Exercise details:
Write out every line of the data below without any changes, and leave the pictures out.

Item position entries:

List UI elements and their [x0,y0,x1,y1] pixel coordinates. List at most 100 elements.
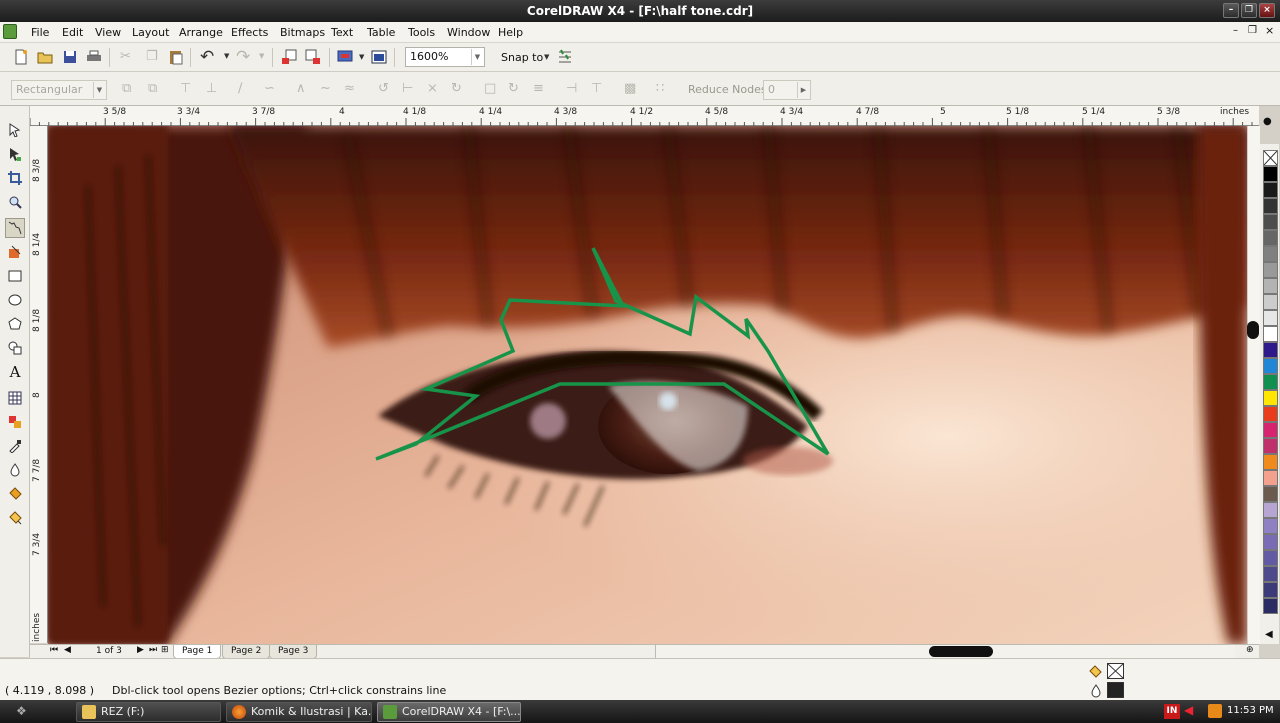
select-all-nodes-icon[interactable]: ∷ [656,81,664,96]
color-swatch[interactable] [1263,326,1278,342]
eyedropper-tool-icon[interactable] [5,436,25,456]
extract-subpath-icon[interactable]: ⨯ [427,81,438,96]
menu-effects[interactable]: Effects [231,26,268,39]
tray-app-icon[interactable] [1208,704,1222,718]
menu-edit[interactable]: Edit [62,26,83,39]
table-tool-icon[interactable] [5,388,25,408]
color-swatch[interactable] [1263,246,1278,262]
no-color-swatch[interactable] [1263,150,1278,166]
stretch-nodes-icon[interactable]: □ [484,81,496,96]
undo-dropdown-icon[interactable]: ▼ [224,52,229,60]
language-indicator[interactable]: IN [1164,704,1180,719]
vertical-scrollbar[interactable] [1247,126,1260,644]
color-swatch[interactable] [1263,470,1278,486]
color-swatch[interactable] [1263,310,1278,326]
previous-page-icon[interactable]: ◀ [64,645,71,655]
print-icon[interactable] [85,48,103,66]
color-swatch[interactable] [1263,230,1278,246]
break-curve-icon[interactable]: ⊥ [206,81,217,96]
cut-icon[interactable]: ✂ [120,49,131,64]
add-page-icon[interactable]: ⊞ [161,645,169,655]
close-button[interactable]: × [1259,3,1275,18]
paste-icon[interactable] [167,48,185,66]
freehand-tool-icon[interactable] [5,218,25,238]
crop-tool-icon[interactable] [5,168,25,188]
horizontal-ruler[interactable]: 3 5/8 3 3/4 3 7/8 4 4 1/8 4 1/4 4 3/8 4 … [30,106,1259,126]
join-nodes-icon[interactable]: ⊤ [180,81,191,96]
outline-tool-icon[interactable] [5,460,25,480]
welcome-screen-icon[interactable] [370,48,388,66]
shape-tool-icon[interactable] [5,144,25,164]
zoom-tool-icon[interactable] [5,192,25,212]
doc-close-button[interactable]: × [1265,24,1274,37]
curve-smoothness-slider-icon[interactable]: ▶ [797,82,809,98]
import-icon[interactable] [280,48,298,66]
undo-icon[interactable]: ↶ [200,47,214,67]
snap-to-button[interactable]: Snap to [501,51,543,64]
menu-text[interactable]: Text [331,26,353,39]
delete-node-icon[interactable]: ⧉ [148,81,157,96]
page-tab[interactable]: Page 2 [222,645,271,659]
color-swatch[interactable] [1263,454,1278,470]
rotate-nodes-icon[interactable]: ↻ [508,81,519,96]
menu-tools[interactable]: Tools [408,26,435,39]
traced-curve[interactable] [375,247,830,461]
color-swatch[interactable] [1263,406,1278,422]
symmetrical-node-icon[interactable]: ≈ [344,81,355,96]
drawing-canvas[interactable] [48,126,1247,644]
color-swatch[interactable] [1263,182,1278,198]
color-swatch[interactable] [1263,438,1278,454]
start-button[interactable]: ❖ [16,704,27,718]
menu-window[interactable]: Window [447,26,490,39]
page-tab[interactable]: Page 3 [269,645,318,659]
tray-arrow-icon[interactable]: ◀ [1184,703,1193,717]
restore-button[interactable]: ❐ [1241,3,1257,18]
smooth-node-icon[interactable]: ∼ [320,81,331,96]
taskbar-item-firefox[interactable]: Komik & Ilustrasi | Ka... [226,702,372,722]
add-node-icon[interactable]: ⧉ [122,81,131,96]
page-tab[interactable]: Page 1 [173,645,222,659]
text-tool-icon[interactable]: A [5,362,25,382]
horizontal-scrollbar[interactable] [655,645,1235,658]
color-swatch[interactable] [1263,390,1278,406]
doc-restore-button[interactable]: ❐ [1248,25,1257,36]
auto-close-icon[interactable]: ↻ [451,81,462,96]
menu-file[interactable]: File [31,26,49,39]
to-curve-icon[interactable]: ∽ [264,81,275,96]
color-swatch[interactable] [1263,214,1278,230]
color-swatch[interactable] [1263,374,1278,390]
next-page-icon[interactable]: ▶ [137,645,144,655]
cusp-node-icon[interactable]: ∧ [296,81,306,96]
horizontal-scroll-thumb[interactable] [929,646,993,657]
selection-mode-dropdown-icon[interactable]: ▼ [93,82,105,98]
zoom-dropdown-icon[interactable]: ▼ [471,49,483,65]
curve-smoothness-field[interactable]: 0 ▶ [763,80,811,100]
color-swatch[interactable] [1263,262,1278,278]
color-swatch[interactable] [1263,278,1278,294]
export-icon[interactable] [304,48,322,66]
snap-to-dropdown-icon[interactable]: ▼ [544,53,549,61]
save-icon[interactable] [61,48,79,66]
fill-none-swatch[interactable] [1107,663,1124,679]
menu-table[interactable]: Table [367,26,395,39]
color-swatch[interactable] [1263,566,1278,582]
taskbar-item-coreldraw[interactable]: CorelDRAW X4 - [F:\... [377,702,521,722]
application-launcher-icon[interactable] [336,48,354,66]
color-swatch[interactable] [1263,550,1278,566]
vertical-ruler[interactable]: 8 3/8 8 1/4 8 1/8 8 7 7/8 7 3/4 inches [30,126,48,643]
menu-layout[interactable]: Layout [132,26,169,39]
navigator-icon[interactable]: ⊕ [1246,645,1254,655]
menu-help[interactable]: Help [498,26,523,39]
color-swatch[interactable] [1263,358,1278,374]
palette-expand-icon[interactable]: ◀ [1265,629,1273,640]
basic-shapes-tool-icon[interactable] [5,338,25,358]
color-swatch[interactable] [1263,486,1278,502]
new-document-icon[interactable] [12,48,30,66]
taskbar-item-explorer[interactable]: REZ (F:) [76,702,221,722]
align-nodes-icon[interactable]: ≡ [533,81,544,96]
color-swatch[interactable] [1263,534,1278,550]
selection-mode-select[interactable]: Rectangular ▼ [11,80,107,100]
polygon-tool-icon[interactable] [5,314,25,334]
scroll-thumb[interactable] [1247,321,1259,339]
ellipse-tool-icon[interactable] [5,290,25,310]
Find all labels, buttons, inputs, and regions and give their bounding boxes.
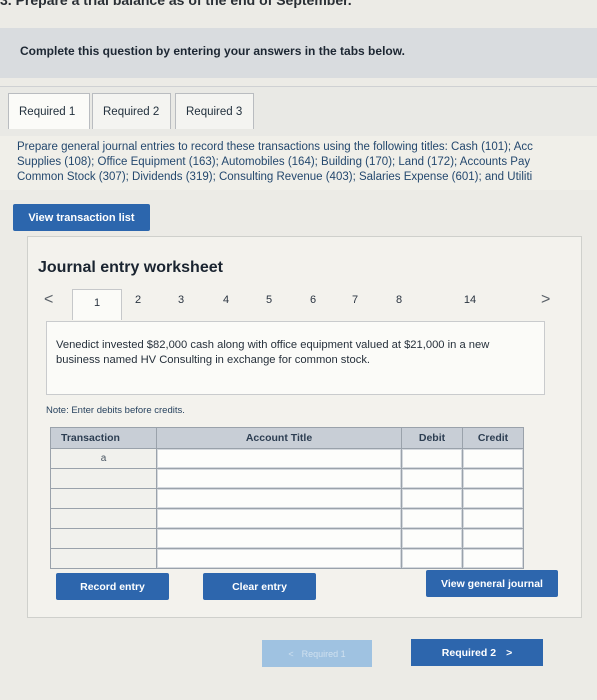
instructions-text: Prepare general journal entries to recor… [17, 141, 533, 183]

Solution:
List UI elements and their [x0,y0,x1,y1] pixel coordinates. List at most 100 elements.
select-all-nodes-icon[interactable]: ∷ [656,81,664,96]
color-swatch[interactable] [1263,326,1278,342]
eyedropper-tool-icon[interactable] [5,436,25,456]
extract-subpath-icon[interactable]: ⨯ [427,81,438,96]
menu-effects[interactable]: Effects [231,26,268,39]
tray-app-icon[interactable] [1208,704,1222,718]
menu-edit[interactable]: Edit [62,26,83,39]
table-tool-icon[interactable] [5,388,25,408]
color-swatch[interactable] [1263,246,1278,262]
no-color-swatch[interactable] [1263,150,1278,166]
stretch-nodes-icon[interactable]: □ [484,81,496,96]
undo-dropdown-icon[interactable]: ▼ [224,52,229,60]
language-indicator[interactable]: IN [1164,704,1180,719]
vertical-scrollbar[interactable] [1247,126,1260,644]
color-swatch[interactable] [1263,470,1278,486]
color-swatch[interactable] [1263,310,1278,326]
previous-page-icon[interactable]: ◀ [64,645,71,655]
print-icon[interactable] [85,48,103,66]
color-swatch[interactable] [1263,230,1278,246]
break-curve-icon[interactable]: ⊥ [206,81,217,96]
cut-icon[interactable]: ✂ [120,49,131,64]
add-page-icon[interactable]: ⊞ [161,645,169,655]
close-button[interactable]: × [1259,3,1275,18]
paste-icon[interactable] [167,48,185,66]
freehand-tool-icon[interactable] [5,218,25,238]
crop-tool-icon[interactable] [5,168,25,188]
horizontal-ruler[interactable]: 3 5/8 3 3/4 3 7/8 4 4 1/8 4 1/4 4 3/8 4 … [30,106,1259,126]
join-nodes-icon[interactable]: ⊤ [180,81,191,96]
outline-tool-icon[interactable] [5,460,25,480]
welcome-screen-icon[interactable] [370,48,388,66]
shape-tool-icon[interactable] [5,144,25,164]
zoom-tool-icon[interactable] [5,192,25,212]
doc-close-button[interactable]: × [1265,24,1274,37]
curve-smoothness-slider-icon[interactable]: ▶ [797,82,809,98]
import-icon[interactable] [280,48,298,66]
undo-icon[interactable]: ↶ [200,47,214,67]
snap-to-button[interactable]: Snap to [501,51,543,64]
menu-text[interactable]: Text [331,26,353,39]
delete-node-icon[interactable]: ⧉ [148,81,157,96]
page-tab[interactable]: Page 2 [222,645,271,659]
color-swatch[interactable] [1263,454,1278,470]
rotate-nodes-icon[interactable]: ↻ [508,81,519,96]
menu-tools[interactable]: Tools [408,26,435,39]
traced-curve[interactable] [375,247,830,461]
color-swatch[interactable] [1263,406,1278,422]
symmetrical-node-icon[interactable]: ≈ [344,81,355,96]
drawing-canvas[interactable] [48,126,1247,644]
color-swatch[interactable] [1263,182,1278,198]
color-swatch[interactable] [1263,438,1278,454]
start-button[interactable]: ❖ [16,704,27,718]
menu-window[interactable]: Window [447,26,490,39]
page-tab[interactable]: Page 3 [269,645,318,659]
tray-arrow-icon[interactable]: ◀ [1184,703,1193,717]
restore-button[interactable]: ❐ [1241,3,1257,18]
smooth-node-icon[interactable]: ∼ [320,81,331,96]
taskbar-item-firefox[interactable]: Komik & Ilustrasi | Ka... [226,702,372,722]
add-node-icon[interactable]: ⧉ [122,81,131,96]
page-tab[interactable]: Page 1 [173,645,222,659]
text-tool-icon[interactable]: A [5,362,25,382]
horizontal-scrollbar[interactable] [655,645,1235,658]
color-swatch[interactable] [1263,390,1278,406]
doc-restore-button[interactable]: ❐ [1248,25,1257,36]
auto-close-icon[interactable]: ↻ [451,81,462,96]
menu-file[interactable]: File [31,26,49,39]
to-curve-icon[interactable]: ∽ [264,81,275,96]
color-swatch[interactable] [1263,214,1278,230]
color-swatch[interactable] [1263,374,1278,390]
next-page-icon[interactable]: ▶ [137,645,144,655]
cusp-node-icon[interactable]: ∧ [296,81,306,96]
horizontal-scroll-thumb[interactable] [929,646,993,657]
selection-mode-dropdown-icon[interactable]: ▼ [93,82,105,98]
zoom-dropdown-icon[interactable]: ▼ [471,49,483,65]
curve-smoothness-field[interactable]: 0 ▶ [763,80,811,100]
color-swatch[interactable] [1263,262,1278,278]
color-swatch[interactable] [1263,278,1278,294]
export-icon[interactable] [304,48,322,66]
snap-to-dropdown-icon[interactable]: ▼ [544,53,549,61]
save-icon[interactable] [61,48,79,66]
fill-none-swatch[interactable] [1107,663,1124,679]
menu-table[interactable]: Table [367,26,395,39]
color-swatch[interactable] [1263,566,1278,582]
taskbar-item-coreldraw[interactable]: CorelDRAW X4 - [F:\... [377,702,521,722]
application-launcher-icon[interactable] [336,48,354,66]
color-swatch[interactable] [1263,550,1278,566]
vertical-ruler[interactable]: 8 3/8 8 1/4 8 1/8 8 7 7/8 7 3/4 inches [30,126,48,643]
menu-layout[interactable]: Layout [132,26,169,39]
navigator-icon[interactable]: ⊕ [1246,645,1254,655]
menu-help[interactable]: Help [498,26,523,39]
color-swatch[interactable] [1263,358,1278,374]
palette-expand-icon[interactable]: ◀ [1265,629,1273,640]
basic-shapes-tool-icon[interactable] [5,338,25,358]
color-swatch[interactable] [1263,486,1278,502]
new-document-icon[interactable] [12,48,30,66]
taskbar-item-explorer[interactable]: REZ (F:) [76,702,221,722]
align-nodes-icon[interactable]: ≡ [533,81,544,96]
color-swatch[interactable] [1263,534,1278,550]
selection-mode-select[interactable]: Rectangular ▼ [11,80,107,100]
polygon-tool-icon[interactable] [5,314,25,334]
scroll-thumb[interactable] [1247,321,1259,339]
ellipse-tool-icon[interactable] [5,290,25,310]
Find all labels, buttons, inputs, and regions and give their bounding boxes.
instructions-text: Prepare general journal entries to recor… [17, 141, 533, 183]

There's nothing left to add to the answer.